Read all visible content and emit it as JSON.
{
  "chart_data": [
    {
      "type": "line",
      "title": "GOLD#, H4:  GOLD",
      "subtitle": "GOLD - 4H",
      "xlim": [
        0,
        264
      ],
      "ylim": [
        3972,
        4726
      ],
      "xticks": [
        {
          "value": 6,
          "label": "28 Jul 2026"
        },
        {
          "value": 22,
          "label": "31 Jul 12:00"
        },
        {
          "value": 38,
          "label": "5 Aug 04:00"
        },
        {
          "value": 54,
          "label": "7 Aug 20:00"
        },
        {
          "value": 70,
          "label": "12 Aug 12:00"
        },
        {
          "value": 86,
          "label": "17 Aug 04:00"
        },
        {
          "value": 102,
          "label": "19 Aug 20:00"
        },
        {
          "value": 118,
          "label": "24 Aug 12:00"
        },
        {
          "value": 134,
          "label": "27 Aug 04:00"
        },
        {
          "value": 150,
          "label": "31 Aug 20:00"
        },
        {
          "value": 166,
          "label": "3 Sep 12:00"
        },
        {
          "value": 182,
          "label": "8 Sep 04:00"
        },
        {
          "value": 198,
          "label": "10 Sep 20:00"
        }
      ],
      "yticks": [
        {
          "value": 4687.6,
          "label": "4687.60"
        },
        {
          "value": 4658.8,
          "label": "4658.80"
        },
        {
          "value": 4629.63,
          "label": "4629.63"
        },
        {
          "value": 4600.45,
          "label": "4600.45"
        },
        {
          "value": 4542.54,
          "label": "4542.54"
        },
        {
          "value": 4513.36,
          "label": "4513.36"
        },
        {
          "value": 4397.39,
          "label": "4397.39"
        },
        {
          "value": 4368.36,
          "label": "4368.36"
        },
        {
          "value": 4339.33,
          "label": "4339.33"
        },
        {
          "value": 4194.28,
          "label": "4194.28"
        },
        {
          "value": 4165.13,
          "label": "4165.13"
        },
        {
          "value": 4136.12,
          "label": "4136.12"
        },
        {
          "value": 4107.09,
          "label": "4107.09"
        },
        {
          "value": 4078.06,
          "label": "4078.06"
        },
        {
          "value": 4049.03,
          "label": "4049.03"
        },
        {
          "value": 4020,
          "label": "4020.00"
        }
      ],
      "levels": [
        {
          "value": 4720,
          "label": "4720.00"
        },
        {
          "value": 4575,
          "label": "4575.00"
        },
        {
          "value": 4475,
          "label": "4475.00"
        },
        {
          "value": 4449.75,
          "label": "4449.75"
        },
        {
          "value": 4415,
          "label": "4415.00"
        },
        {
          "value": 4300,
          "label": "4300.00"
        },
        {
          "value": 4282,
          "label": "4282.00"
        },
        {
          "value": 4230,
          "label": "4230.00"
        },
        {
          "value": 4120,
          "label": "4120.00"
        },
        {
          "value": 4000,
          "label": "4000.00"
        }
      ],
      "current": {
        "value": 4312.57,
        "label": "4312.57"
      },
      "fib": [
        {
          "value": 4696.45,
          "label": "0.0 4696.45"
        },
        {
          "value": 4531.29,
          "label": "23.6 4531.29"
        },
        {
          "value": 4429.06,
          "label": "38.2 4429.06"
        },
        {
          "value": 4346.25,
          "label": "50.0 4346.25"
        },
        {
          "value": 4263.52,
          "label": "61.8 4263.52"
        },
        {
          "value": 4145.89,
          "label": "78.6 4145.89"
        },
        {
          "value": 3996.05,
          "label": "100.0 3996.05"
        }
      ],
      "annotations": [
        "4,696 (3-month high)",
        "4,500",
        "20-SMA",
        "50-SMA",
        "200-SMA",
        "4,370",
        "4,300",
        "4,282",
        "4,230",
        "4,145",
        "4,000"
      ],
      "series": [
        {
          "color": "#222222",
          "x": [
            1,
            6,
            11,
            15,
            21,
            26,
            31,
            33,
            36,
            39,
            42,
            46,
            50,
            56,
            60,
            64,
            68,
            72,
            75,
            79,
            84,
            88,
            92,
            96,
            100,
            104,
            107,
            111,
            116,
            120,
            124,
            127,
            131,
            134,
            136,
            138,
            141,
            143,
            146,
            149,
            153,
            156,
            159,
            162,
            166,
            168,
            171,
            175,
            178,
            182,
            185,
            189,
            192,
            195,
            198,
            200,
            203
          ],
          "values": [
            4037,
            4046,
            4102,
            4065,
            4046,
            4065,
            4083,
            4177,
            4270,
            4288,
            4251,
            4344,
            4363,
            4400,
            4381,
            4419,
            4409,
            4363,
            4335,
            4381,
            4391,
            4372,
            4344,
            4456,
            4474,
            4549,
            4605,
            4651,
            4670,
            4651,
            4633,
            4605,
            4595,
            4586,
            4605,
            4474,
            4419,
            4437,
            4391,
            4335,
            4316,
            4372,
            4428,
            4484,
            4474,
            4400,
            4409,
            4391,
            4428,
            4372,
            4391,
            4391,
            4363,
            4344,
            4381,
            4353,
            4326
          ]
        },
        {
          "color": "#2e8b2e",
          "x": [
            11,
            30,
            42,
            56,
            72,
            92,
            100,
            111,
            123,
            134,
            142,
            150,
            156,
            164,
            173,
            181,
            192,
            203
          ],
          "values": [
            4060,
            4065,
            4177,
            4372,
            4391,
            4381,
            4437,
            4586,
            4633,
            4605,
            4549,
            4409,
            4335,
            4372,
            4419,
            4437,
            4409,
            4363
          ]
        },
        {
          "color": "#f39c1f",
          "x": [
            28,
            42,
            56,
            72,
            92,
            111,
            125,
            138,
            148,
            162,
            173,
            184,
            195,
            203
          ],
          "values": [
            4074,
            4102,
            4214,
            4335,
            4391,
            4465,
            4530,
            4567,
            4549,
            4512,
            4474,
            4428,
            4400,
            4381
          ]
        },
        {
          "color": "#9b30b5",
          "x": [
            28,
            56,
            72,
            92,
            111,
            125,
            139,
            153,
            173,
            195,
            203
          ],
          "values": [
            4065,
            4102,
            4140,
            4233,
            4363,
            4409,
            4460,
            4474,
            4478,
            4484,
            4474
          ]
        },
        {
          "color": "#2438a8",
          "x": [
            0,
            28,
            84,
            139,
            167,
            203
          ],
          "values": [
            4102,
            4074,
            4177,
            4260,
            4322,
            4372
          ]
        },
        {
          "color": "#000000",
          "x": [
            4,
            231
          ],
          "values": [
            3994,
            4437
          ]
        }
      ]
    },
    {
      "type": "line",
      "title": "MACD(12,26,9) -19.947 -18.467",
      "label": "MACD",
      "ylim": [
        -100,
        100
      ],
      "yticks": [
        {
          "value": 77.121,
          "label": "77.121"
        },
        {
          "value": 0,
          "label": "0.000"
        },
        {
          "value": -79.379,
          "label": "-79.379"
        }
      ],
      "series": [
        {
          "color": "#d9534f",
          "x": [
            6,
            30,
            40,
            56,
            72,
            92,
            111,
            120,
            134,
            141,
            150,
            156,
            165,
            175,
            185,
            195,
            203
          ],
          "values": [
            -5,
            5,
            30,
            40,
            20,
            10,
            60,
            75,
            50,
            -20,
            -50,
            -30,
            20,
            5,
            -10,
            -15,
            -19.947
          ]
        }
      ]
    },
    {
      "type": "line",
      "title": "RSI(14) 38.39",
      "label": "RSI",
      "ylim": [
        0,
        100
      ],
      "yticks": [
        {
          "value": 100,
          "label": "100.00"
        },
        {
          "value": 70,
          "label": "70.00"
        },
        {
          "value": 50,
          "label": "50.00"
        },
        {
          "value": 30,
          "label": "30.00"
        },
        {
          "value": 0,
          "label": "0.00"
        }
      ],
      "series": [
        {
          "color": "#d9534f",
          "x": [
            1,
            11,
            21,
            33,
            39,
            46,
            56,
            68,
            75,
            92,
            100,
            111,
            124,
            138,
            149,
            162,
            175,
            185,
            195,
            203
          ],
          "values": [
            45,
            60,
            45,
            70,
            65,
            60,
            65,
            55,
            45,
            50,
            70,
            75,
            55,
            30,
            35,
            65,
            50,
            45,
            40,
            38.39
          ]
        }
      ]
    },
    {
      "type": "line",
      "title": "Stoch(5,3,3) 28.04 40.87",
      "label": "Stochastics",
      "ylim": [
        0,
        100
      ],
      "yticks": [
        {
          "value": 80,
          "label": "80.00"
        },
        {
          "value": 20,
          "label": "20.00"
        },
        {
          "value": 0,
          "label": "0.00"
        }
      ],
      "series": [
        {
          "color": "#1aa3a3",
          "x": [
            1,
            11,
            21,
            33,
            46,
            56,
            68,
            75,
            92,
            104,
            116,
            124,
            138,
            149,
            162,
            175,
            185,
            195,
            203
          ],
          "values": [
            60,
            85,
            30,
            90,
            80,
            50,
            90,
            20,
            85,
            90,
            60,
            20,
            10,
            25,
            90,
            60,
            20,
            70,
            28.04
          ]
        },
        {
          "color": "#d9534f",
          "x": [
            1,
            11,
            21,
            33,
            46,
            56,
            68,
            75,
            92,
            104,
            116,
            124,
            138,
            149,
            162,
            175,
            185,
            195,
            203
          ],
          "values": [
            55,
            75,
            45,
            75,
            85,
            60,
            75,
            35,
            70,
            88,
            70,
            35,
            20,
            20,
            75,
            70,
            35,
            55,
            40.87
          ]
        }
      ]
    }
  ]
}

# PROBLEM TO WORK ON
Show the lines that mention the word "MACD".

# RESPONSE TO THE EXERCISE
      "title": "MACD(12,26,9) -19.947 -18.467",
      "label": "MACD",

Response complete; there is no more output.